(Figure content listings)
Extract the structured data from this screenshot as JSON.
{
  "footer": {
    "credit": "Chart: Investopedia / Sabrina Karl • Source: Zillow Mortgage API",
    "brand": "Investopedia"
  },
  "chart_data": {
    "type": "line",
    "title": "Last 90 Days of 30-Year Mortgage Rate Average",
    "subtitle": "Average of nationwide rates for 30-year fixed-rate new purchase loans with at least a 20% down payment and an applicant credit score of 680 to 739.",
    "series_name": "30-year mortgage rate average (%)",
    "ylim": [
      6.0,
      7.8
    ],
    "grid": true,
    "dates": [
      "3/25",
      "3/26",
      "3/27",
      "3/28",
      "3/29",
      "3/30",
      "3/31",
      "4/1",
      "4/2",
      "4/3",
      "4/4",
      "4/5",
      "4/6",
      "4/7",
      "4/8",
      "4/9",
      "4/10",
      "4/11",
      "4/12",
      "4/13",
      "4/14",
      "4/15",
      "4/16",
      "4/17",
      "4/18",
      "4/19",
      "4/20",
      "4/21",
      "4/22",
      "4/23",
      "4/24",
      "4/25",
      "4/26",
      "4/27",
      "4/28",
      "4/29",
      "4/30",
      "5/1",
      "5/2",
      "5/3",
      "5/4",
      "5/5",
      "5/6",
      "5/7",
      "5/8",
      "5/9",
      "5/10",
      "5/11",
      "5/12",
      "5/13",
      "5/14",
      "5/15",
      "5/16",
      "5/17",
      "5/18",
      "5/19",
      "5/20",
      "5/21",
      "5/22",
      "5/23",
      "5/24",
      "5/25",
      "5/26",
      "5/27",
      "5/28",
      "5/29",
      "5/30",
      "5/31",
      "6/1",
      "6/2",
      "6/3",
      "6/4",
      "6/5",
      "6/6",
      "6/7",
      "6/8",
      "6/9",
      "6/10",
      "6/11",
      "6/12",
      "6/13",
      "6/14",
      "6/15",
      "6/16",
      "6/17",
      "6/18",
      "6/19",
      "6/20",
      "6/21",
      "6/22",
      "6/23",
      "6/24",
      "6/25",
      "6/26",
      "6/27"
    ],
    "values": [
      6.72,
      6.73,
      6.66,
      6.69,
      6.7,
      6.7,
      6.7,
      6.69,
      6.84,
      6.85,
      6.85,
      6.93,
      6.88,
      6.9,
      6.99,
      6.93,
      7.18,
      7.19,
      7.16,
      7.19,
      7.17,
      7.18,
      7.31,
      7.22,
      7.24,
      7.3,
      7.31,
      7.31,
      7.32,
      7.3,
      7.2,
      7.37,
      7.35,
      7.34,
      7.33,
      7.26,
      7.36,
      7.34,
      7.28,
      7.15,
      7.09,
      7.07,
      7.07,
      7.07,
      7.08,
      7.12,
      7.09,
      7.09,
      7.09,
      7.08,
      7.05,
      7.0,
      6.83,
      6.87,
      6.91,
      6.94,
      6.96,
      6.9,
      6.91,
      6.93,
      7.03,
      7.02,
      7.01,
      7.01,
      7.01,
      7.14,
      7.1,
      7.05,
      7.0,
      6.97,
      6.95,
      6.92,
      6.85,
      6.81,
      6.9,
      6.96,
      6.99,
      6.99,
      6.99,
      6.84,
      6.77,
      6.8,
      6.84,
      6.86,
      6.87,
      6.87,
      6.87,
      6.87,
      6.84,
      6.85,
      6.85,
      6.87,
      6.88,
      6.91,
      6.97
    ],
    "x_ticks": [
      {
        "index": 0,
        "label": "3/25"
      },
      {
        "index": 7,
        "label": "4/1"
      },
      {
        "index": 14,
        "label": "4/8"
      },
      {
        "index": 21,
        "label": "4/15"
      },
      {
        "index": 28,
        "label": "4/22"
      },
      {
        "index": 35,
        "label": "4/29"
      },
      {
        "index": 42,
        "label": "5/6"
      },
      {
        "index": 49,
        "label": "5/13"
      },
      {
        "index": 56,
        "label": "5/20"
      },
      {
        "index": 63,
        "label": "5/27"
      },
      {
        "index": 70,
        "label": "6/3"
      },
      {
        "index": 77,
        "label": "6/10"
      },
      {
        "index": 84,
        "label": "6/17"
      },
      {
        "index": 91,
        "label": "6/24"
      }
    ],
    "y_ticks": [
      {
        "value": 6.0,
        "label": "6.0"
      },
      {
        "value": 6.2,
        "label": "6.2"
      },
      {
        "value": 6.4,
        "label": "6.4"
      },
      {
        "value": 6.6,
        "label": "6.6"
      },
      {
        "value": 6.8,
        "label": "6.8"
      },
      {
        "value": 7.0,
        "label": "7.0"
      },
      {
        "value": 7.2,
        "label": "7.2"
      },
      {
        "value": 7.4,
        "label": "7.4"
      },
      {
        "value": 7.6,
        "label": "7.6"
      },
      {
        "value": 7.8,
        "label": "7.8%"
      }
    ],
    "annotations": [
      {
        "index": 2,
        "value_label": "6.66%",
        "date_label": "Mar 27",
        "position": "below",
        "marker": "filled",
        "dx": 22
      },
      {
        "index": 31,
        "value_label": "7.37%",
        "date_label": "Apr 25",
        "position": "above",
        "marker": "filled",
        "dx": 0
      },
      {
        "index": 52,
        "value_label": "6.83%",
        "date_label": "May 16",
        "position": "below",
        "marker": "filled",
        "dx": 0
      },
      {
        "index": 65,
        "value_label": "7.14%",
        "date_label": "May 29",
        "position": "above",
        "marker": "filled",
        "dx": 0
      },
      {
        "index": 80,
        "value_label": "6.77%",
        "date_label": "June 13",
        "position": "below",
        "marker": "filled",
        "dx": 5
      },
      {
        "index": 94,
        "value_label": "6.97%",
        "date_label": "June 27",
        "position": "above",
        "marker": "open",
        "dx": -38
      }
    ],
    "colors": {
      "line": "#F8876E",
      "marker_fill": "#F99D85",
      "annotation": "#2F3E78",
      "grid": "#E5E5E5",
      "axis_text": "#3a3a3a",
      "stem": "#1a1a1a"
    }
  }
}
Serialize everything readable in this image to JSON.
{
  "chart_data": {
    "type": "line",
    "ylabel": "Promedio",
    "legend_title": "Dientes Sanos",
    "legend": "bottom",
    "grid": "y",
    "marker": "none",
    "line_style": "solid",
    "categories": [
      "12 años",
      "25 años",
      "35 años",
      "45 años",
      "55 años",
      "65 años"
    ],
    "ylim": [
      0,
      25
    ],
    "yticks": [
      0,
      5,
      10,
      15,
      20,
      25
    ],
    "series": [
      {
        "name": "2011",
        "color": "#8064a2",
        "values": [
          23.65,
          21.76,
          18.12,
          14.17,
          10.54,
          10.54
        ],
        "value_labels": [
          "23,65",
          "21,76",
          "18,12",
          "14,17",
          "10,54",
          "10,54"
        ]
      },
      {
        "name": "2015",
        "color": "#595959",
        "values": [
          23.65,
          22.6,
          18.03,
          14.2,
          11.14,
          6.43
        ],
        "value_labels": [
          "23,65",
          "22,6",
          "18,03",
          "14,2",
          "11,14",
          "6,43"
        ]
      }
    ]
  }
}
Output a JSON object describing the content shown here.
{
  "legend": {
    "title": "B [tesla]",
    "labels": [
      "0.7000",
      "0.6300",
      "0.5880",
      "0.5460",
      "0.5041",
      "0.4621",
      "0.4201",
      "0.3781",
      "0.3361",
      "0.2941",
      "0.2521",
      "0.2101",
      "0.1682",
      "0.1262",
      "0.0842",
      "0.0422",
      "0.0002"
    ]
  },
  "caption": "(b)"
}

■ Goal ■
Please restate the records in full, word for word.

■ Task solution ■
Extract the structured data from this screenshot as JSON.
{
  "footer": {
    "credit": "Chart: Investopedia / Sabrina Karl • Source: Zillow Mortgage API",
    "brand": "Investopedia"
  },
  "chart_data": {
    "type": "line",
    "title": "Last 90 Days of 30-Year Mortgage Rate Average",
    "subtitle": "Average of nationwide rates for 30-year fixed-rate new purchase loans with at least a 20% down payment and an applicant credit score of 680 to 739.",
    "series_name": "30-year mortgage rate average (%)",
    "ylim": [
      6.0,
      7.8
    ],
    "grid": true,
    "dates": [
      "3/25",
      "3/26",
      "3/27",
      "3/28",
      "3/29",
      "3/30",
      "3/31",
      "4/1",
      "4/2",
      "4/3",
      "4/4",
      "4/5",
      "4/6",
      "4/7",
      "4/8",
      "4/9",
      "4/10",
      "4/11",
      "4/12",
      "4/13",
      "4/14",
      "4/15",
      "4/16",
      "4/17",
      "4/18",
      "4/19",
      "4/20",
      "4/21",
      "4/22",
      "4/23",
      "4/24",
      "4/25",
      "4/26",
      "4/27",
      "4/28",
      "4/29",
      "4/30",
      "5/1",
      "5/2",
      "5/3",
      "5/4",
      "5/5",
      "5/6",
      "5/7",
      "5/8",
      "5/9",
      "5/10",
      "5/11",
      "5/12",
      "5/13",
      "5/14",
      "5/15",
      "5/16",
      "5/17",
      "5/18",
      "5/19",
      "5/20",
      "5/21",
      "5/22",
      "5/23",
      "5/24",
      "5/25",
      "5/26",
      "5/27",
      "5/28",
      "5/29",
      "5/30",
      "5/31",
      "6/1",
      "6/2",
      "6/3",
      "6/4",
      "6/5",
      "6/6",
      "6/7",
      "6/8",
      "6/9",
      "6/10",
      "6/11",
      "6/12",
      "6/13",
      "6/14",
      "6/15",
      "6/16",
      "6/17",
      "6/18",
      "6/19",
      "6/20",
      "6/21",
      "6/22",
      "6/23",
      "6/24",
      "6/25",
      "6/26",
      "6/27"
    ],
    "values": [
      6.72,
      6.73,
      6.66,
      6.69,
      6.7,
      6.7,
      6.7,
      6.69,
      6.84,
      6.85,
      6.85,
      6.93,
      6.88,
      6.9,
      6.99,
      6.93,
      7.18,
      7.19,
      7.16,
      7.19,
      7.17,
      7.18,
      7.31,
      7.22,
      7.24,
      7.3,
      7.31,
      7.31,
      7.32,
      7.3,
      7.2,
      7.37,
      7.35,
      7.34,
      7.33,
      7.26,
      7.36,
      7.34,
      7.28,
      7.15,
      7.09,
      7.07,
      7.07,
      7.07,
      7.08,
      7.12,
      7.09,
      7.09,
      7.09,
      7.08,
      7.05,
      7.0,
      6.83,
      6.87,
      6.91,
      6.94,
      6.96,
      6.9,
      6.91,
      6.93,
      7.03,
      7.02,
      7.01,
      7.01,
      7.01,
      7.14,
      7.1,
      7.05,
      7.0,
      6.97,
      6.95,
      6.92,
      6.85,
      6.81,
      6.9,
      6.96,
      6.99,
      6.99,
      6.99,
      6.84,
      6.77,
      6.8,
      6.84,
      6.86,
      6.87,
      6.87,
      6.87,
      6.87,
      6.84,
      6.85,
      6.85,
      6.87,
      6.88,
      6.91,
      6.97
    ],
    "x_ticks": [
      {
        "index": 0,
        "label": "3/25"
      },
      {
        "index": 7,
        "label": "4/1"
      },
      {
        "index": 14,
        "label": "4/8"
      },
      {
        "index": 21,
        "label": "4/15"
      },
      {
        "index": 28,
        "label": "4/22"
      },
      {
        "index": 35,
        "label": "4/29"
      },
      {
        "index": 42,
        "label": "5/6"
      },
      {
        "index": 49,
        "label": "5/13"
      },
      {
        "index": 56,
        "label": "5/20"
      },
      {
        "index": 63,
        "label": "5/27"
      },
      {
        "index": 70,
        "label": "6/3"
      },
      {
        "index": 77,
        "label": "6/10"
      },
      {
        "index": 84,
        "label": "6/17"
      },
      {
        "index": 91,
        "label": "6/24"
      }
    ],
    "y_ticks": [
      {
        "value": 6.0,
        "label": "6.0"
      },
      {
        "value": 6.2,
        "label": "6.2"
      },
      {
        "value": 6.4,
        "label": "6.4"
      },
      {
        "value": 6.6,
        "label": "6.6"
      },
      {
        "value": 6.8,
        "label": "6.8"
      },
      {
        "value": 7.0,
        "label": "7.0"
      },
      {
        "value": 7.2,
        "label": "7.2"
      },
      {
        "value": 7.4,
        "label": "7.4"
      },
      {
        "value": 7.6,
        "label": "7.6"
      },
      {
        "value": 7.8,
        "label": "7.8%"
      }
    ],
    "annotations": [
      {
        "index": 2,
        "value_label": "6.66%",
        "date_label": "Mar 27",
        "position": "below",
        "marker": "filled",
        "dx": 22
      },
      {
        "index": 31,
        "value_label": "7.37%",
        "date_label": "Apr 25",
        "position": "above",
        "marker": "filled",
        "dx": 0
      },
      {
        "index": 52,
        "value_label": "6.83%",
        "date_label": "May 16",
        "position": "below",
        "marker": "filled",
        "dx": 0
      },
      {
        "index": 65,
        "value_label": "7.14%",
        "date_label": "May 29",
        "position": "above",
        "marker": "filled",
        "dx": 0
      },
      {
        "index": 80,
        "value_label": "6.77%",
        "date_label": "June 13",
        "position": "below",
        "marker": "filled",
        "dx": 5
      },
      {
        "index": 94,
        "value_label": "6.97%",
        "date_label": "June 27",
        "position": "above",
        "marker": "open",
        "dx": -38
      }
    ],
    "colors": {
      "line": "#F8876E",
      "marker_fill": "#F99D85",
      "annotation": "#2F3E78",
      "grid": "#E5E5E5",
      "axis_text": "#3a3a3a",
      "stem": "#1a1a1a"
    }
  }
}
Serialize everything readable in this image to JSON.
{
  "chart_data": {
    "type": "line",
    "ylabel": "Promedio",
    "legend_title": "Dientes Sanos",
    "legend": "bottom",
    "grid": "y",
    "marker": "none",
    "line_style": "solid",
    "categories": [
      "12 años",
      "25 años",
      "35 años",
      "45 años",
      "55 años",
      "65 años"
    ],
    "ylim": [
      0,
      25
    ],
    "yticks": [
      0,
      5,
      10,
      15,
      20,
      25
    ],
    "series": [
      {
        "name": "2011",
        "color": "#8064a2",
        "values": [
          23.65,
          21.76,
          18.12,
          14.17,
          10.54,
          10.54
        ],
        "value_labels": [
          "23,65",
          "21,76",
          "18,12",
          "14,17",
          "10,54",
          "10,54"
        ]
      },
      {
        "name": "2015",
        "color": "#595959",
        "values": [
          23.65,
          22.6,
          18.03,
          14.2,
          11.14,
          6.43
        ],
        "value_labels": [
          "23,65",
          "22,6",
          "18,03",
          "14,2",
          "11,14",
          "6,43"
        ]
      }
    ]
  }
}
Output a JSON object describing the content shown here.
{
  "legend": {
    "title": "B [tesla]",
    "labels": [
      "0.7000",
      "0.6300",
      "0.5880",
      "0.5460",
      "0.5041",
      "0.4621",
      "0.4201",
      "0.3781",
      "0.3361",
      "0.2941",
      "0.2521",
      "0.2101",
      "0.1682",
      "0.1262",
      "0.0842",
      "0.0422",
      "0.0002"
    ]
  },
  "caption": "(b)"
}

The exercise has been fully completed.